**Problem to solve:**
Print the entries below in their entirety, exactly as they are written.

========

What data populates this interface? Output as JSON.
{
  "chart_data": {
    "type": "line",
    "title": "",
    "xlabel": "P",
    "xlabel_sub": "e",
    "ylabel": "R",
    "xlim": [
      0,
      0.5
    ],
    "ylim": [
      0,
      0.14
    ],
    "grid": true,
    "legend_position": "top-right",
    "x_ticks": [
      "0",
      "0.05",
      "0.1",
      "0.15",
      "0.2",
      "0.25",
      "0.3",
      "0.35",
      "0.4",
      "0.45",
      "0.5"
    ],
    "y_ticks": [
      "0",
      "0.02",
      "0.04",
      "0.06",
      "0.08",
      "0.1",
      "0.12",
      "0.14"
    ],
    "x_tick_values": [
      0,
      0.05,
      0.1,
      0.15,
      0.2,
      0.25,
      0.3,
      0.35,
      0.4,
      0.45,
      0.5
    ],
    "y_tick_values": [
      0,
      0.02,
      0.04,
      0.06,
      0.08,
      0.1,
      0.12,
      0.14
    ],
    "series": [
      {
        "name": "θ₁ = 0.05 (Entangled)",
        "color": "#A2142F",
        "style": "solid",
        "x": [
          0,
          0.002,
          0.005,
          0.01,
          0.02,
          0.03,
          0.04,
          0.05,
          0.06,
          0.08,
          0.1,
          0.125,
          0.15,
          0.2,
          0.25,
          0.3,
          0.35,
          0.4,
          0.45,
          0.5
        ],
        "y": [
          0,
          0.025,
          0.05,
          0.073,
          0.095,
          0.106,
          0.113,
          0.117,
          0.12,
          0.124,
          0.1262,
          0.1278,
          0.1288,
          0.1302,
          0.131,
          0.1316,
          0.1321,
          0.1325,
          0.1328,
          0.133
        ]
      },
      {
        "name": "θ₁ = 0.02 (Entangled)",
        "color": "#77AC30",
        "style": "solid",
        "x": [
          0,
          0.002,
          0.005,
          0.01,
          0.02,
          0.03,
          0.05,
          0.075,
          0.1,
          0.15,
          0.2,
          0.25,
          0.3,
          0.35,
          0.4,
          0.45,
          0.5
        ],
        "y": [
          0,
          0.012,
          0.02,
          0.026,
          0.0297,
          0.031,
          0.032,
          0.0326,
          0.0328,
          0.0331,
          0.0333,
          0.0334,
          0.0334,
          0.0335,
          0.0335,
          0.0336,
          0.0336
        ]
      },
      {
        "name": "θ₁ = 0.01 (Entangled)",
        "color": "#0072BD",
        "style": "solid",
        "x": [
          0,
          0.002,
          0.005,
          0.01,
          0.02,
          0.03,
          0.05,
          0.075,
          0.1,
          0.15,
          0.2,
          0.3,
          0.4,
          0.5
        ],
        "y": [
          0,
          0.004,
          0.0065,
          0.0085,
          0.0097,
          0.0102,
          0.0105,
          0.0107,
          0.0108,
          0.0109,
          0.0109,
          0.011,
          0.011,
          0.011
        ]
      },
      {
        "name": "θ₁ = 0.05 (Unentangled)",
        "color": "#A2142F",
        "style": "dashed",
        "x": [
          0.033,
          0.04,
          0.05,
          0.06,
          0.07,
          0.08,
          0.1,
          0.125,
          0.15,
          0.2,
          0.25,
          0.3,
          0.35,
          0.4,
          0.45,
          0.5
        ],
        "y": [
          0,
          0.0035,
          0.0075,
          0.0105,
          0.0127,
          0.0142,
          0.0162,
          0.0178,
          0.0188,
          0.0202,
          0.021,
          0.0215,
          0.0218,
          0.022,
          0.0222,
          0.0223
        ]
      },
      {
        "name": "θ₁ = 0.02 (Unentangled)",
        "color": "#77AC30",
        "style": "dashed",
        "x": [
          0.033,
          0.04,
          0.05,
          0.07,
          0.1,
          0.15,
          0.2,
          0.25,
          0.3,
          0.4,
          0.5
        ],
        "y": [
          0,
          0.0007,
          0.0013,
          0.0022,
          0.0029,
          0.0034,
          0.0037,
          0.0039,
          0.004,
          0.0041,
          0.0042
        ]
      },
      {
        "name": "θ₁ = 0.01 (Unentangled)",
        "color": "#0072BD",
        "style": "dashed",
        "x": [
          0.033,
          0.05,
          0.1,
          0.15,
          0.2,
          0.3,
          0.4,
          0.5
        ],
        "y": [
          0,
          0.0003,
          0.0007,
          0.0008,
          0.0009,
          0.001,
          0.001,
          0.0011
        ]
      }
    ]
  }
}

========

**Output for this task:**
What data populates this interface? Output as JSON.
{
  "chart_data": {
    "type": "line",
    "title": "",
    "xlabel": "P",
    "xlabel_sub": "e",
    "ylabel": "R",
    "xlim": [
      0,
      0.5
    ],
    "ylim": [
      0,
      0.14
    ],
    "grid": true,
    "legend_position": "top-right",
    "x_ticks": [
      "0",
      "0.05",
      "0.1",
      "0.15",
      "0.2",
      "0.25",
      "0.3",
      "0.35",
      "0.4",
      "0.45",
      "0.5"
    ],
    "y_ticks": [
      "0",
      "0.02",
      "0.04",
      "0.06",
      "0.08",
      "0.1",
      "0.12",
      "0.14"
    ],
    "x_tick_values": [
      0,
      0.05,
      0.1,
      0.15,
      0.2,
      0.25,
      0.3,
      0.35,
      0.4,
      0.45,
      0.5
    ],
    "y_tick_values": [
      0,
      0.02,
      0.04,
      0.06,
      0.08,
      0.1,
      0.12,
      0.14
    ],
    "series": [
      {
        "name": "θ₁ = 0.05 (Entangled)",
        "color": "#A2142F",
        "style": "solid",
        "x": [
          0,
          0.002,
          0.005,
          0.01,
          0.02,
          0.03,
          0.04,
          0.05,
          0.06,
          0.08,
          0.1,
          0.125,
          0.15,
          0.2,
          0.25,
          0.3,
          0.35,
          0.4,
          0.45,
          0.5
        ],
        "y": [
          0,
          0.025,
          0.05,
          0.073,
          0.095,
          0.106,
          0.113,
          0.117,
          0.12,
          0.124,
          0.1262,
          0.1278,
          0.1288,
          0.1302,
          0.131,
          0.1316,
          0.1321,
          0.1325,
          0.1328,
          0.133
        ]
      },
      {
        "name": "θ₁ = 0.02 (Entangled)",
        "color": "#77AC30",
        "style": "solid",
        "x": [
          0,
          0.002,
          0.005,
          0.01,
          0.02,
          0.03,
          0.05,
          0.075,
          0.1,
          0.15,
          0.2,
          0.25,
          0.3,
          0.35,
          0.4,
          0.45,
          0.5
        ],
        "y": [
          0,
          0.012,
          0.02,
          0.026,
          0.0297,
          0.031,
          0.032,
          0.0326,
          0.0328,
          0.0331,
          0.0333,
          0.0334,
          0.0334,
          0.0335,
          0.0335,
          0.0336,
          0.0336
        ]
      },
      {
        "name": "θ₁ = 0.01 (Entangled)",
        "color": "#0072BD",
        "style": "solid",
        "x": [
          0,
          0.002,
          0.005,
          0.01,
          0.02,
          0.03,
          0.05,
          0.075,
          0.1,
          0.15,
          0.2,
          0.3,
          0.4,
          0.5
        ],
        "y": [
          0,
          0.004,
          0.0065,
          0.0085,
          0.0097,
          0.0102,
          0.0105,
          0.0107,
          0.0108,
          0.0109,
          0.0109,
          0.011,
          0.011,
          0.011
        ]
      },
      {
        "name": "θ₁ = 0.05 (Unentangled)",
        "color": "#A2142F",
        "style": "dashed",
        "x": [
          0.033,
          0.04,
          0.05,
          0.06,
          0.07,
          0.08,
          0.1,
          0.125,
          0.15,
          0.2,
          0.25,
          0.3,
          0.35,
          0.4,
          0.45,
          0.5
        ],
        "y": [
          0,
          0.0035,
          0.0075,
          0.0105,
          0.0127,
          0.0142,
          0.0162,
          0.0178,
          0.0188,
          0.0202,
          0.021,
          0.0215,
          0.0218,
          0.022,
          0.0222,
          0.0223
        ]
      },
      {
        "name": "θ₁ = 0.02 (Unentangled)",
        "color": "#77AC30",
        "style": "dashed",
        "x": [
          0.033,
          0.04,
          0.05,
          0.07,
          0.1,
          0.15,
          0.2,
          0.25,
          0.3,
          0.4,
          0.5
        ],
        "y": [
          0,
          0.0007,
          0.0013,
          0.0022,
          0.0029,
          0.0034,
          0.0037,
          0.0039,
          0.004,
          0.0041,
          0.0042
        ]
      },
      {
        "name": "θ₁ = 0.01 (Unentangled)",
        "color": "#0072BD",
        "style": "dashed",
        "x": [
          0.033,
          0.05,
          0.1,
          0.15,
          0.2,
          0.3,
          0.4,
          0.5
        ],
        "y": [
          0,
          0.0003,
          0.0007,
          0.0008,
          0.0009,
          0.001,
          0.001,
          0.0011
        ]
      }
    ]
  }
}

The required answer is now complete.